* START Source data *

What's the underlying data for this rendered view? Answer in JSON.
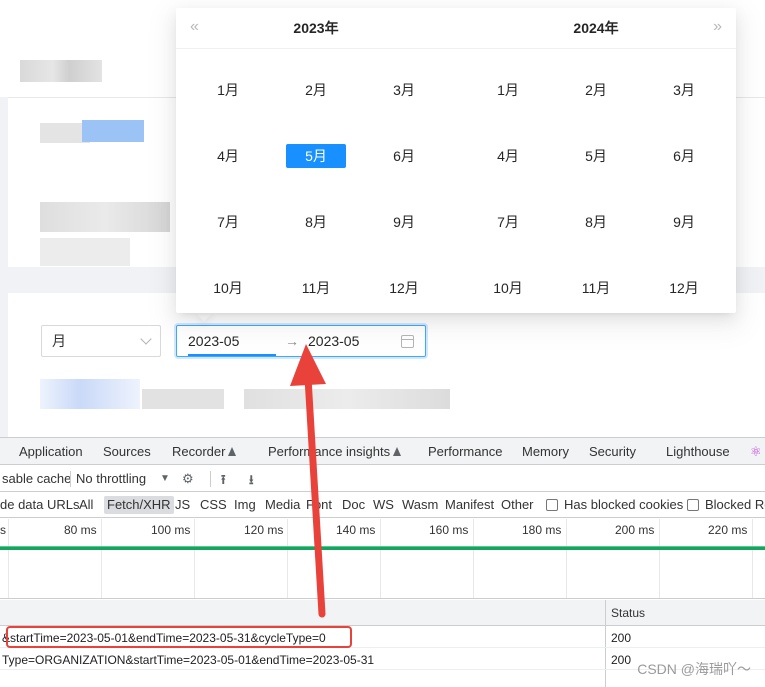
{
  "period_select": {
    "value": "月"
  },
  "range_picker": {
    "start": "2023-05",
    "separator": "→",
    "end": "2023-05"
  },
  "calendar": {
    "left": {
      "year": "2023年",
      "months": [
        "1月",
        "2月",
        "3月",
        "4月",
        "5月",
        "6月",
        "7月",
        "8月",
        "9月",
        "10月",
        "11月",
        "12月"
      ],
      "selected_index": 4
    },
    "right": {
      "year": "2024年",
      "months": [
        "1月",
        "2月",
        "3月",
        "4月",
        "5月",
        "6月",
        "7月",
        "8月",
        "9月",
        "10月",
        "11月",
        "12月"
      ]
    },
    "prev_glyph": "«",
    "next_glyph": "»"
  },
  "devtools": {
    "tabs": [
      "Application",
      "Sources",
      "Recorder",
      "Performance insights",
      "Performance",
      "Memory",
      "Security",
      "Lighthouse"
    ],
    "react_glyph": "⚛",
    "toolbar": {
      "cache": "sable cache",
      "throttling": "No throttling",
      "dropdown_glyph": "▼"
    },
    "filters": {
      "items": [
        "de data URLs",
        "All",
        "Fetch/XHR",
        "JS",
        "CSS",
        "Img",
        "Media",
        "Font",
        "Doc",
        "WS",
        "Wasm",
        "Manifest",
        "Other"
      ],
      "active": "Fetch/XHR",
      "blocked_cookies": "Has blocked cookies",
      "blocked_requests": "Blocked Re"
    },
    "timeline_ticks": [
      "s",
      "80 ms",
      "100 ms",
      "120 ms",
      "140 ms",
      "160 ms",
      "180 ms",
      "200 ms",
      "220 ms"
    ],
    "table": {
      "status_header": "Status",
      "rows": [
        {
          "url": "&startTime=2023-05-01&endTime=2023-05-31&cycleType=0",
          "status": "200"
        },
        {
          "url": "Type=ORGANIZATION&startTime=2023-05-01&endTime=2023-05-31",
          "status": "200"
        }
      ]
    }
  },
  "watermark": "CSDN @海瑞吖～",
  "colors": {
    "accent": "#1890ff",
    "annotation": "#e8423b",
    "devtools_wave": "#1aa260"
  }
}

* END Source data *

**What the task requires**
Gather every line from the listing above in which "startTime" appears, and copy those lines.

**Response**
          "url": "&startTime=2023-05-01&endTime=2023-05-31&cycleType=0",
          "url": "Type=ORGANIZATION&startTime=2023-05-01&endTime=2023-05-31",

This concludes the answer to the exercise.